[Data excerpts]
_____
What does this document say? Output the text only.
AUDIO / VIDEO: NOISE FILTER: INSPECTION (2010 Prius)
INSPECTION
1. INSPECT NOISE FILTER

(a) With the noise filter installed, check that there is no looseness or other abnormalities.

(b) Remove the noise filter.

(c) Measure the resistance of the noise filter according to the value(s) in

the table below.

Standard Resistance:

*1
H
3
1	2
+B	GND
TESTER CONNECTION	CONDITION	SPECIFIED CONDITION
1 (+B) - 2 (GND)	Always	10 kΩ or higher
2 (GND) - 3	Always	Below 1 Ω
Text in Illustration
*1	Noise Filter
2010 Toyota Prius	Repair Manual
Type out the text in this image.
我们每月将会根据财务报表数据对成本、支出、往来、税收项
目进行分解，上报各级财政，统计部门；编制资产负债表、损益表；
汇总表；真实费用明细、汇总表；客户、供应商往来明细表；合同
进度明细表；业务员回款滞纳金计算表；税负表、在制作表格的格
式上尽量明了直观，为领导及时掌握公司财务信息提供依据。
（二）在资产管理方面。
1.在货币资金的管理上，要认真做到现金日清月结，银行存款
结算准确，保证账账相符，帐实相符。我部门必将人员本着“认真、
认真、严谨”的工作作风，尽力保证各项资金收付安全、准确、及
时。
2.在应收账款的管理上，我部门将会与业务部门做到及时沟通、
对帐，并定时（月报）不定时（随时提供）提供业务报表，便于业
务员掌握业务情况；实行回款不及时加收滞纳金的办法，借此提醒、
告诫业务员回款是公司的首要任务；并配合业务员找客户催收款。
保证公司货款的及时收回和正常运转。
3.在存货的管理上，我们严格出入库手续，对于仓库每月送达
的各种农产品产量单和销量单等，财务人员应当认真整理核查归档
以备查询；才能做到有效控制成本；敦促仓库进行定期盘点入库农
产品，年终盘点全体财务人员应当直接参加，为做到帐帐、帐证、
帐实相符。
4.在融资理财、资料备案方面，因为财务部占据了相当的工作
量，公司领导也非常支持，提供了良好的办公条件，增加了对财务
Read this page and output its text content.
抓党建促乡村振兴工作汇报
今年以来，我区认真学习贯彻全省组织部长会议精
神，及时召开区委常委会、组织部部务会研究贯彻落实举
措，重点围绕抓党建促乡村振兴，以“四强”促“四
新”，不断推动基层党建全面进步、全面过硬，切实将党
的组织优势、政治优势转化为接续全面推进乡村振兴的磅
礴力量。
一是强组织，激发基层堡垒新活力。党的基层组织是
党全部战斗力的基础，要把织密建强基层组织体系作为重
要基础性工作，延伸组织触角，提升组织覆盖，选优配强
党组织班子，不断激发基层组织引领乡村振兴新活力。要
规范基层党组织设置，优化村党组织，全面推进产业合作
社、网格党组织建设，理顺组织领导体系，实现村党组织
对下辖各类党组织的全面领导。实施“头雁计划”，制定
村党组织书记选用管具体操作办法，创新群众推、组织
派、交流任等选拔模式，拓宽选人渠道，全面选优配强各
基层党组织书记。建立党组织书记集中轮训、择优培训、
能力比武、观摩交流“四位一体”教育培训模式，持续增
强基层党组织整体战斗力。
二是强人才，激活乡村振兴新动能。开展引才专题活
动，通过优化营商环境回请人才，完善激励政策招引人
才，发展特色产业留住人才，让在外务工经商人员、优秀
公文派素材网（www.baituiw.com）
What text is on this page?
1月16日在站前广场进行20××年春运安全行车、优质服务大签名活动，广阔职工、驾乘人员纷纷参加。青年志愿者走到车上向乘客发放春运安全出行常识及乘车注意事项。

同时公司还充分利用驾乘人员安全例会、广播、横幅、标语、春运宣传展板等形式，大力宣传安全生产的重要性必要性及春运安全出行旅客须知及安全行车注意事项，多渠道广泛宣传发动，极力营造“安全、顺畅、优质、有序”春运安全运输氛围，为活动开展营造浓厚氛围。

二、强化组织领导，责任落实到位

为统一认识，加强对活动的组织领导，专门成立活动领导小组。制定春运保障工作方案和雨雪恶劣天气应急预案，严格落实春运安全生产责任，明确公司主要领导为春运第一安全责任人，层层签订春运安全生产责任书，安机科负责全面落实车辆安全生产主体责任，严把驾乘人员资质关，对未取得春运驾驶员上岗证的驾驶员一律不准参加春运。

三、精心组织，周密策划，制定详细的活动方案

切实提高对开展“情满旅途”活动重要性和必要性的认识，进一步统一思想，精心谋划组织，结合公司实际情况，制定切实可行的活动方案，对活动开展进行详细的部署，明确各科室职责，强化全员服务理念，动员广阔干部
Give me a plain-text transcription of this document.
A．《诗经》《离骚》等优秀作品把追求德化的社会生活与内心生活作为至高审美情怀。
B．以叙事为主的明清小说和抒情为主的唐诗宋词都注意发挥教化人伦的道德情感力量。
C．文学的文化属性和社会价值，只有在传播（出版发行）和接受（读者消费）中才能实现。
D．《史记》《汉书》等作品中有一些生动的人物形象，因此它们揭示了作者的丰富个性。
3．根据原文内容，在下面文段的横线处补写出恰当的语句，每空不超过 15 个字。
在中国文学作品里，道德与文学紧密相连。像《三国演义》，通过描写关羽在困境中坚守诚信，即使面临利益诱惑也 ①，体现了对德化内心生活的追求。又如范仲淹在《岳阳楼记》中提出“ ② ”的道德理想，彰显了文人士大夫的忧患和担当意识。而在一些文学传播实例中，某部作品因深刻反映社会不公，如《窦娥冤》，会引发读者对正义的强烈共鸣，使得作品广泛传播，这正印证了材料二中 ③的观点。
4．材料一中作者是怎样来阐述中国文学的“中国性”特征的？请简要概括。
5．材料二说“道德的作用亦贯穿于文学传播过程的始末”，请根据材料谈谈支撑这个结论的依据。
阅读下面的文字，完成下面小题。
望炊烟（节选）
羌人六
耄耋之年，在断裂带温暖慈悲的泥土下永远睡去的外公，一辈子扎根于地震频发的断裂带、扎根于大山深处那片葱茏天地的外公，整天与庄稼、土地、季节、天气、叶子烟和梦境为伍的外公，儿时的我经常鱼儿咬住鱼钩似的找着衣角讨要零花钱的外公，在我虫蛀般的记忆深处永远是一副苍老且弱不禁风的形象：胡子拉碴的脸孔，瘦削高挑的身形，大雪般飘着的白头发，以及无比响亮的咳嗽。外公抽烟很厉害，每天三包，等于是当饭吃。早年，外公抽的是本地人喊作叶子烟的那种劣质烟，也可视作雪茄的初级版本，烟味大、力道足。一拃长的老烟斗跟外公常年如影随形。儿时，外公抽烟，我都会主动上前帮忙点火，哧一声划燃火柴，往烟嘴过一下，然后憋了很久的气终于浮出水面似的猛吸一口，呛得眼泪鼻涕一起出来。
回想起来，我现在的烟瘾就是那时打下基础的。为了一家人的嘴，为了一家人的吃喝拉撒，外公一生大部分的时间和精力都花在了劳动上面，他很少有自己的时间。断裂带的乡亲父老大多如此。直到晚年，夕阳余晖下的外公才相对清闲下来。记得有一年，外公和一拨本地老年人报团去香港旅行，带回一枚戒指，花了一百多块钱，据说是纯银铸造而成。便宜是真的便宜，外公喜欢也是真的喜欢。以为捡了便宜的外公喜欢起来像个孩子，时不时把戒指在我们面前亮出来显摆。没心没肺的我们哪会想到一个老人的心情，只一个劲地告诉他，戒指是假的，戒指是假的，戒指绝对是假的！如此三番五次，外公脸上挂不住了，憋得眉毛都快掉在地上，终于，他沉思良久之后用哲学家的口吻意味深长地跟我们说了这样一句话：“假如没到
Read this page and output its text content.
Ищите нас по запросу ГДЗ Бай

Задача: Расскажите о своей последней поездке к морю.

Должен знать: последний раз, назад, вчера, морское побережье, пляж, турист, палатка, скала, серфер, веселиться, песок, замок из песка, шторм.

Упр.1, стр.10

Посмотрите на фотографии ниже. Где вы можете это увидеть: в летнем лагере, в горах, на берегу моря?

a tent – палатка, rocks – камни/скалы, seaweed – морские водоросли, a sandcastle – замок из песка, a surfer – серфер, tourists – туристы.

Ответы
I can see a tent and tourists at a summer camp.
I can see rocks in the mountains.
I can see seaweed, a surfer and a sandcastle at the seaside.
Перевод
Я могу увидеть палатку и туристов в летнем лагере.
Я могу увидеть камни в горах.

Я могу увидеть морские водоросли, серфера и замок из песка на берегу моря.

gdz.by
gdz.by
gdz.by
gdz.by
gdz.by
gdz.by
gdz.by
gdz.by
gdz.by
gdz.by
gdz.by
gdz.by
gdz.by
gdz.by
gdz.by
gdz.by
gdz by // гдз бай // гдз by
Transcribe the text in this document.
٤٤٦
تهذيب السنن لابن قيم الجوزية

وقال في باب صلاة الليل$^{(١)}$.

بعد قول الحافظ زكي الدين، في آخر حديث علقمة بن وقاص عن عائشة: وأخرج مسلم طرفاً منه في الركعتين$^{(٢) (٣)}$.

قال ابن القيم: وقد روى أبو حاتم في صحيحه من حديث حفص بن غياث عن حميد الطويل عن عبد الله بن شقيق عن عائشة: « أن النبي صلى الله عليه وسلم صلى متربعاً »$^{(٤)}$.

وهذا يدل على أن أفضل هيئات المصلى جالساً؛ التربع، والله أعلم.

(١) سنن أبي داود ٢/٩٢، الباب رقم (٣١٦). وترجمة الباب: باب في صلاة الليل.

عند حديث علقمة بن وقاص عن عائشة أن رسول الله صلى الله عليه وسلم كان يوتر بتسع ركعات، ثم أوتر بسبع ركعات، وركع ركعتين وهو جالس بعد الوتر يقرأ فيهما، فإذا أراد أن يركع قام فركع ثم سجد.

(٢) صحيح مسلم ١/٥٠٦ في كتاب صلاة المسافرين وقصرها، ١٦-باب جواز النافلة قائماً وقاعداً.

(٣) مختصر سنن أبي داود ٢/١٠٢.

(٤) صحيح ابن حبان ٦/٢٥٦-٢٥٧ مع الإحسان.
_____
- [YOUR INSTRUCTIONS]: Copy out all lines from the material above that contain the string "берегу".

- [REPLY TO THE TASK]:
Посмотрите на фотографии ниже. Где вы можете это увидеть: в летнем лагере, в горах, на берегу моря?
Я могу увидеть морские водоросли, серфера и замок из песка на берегу моря.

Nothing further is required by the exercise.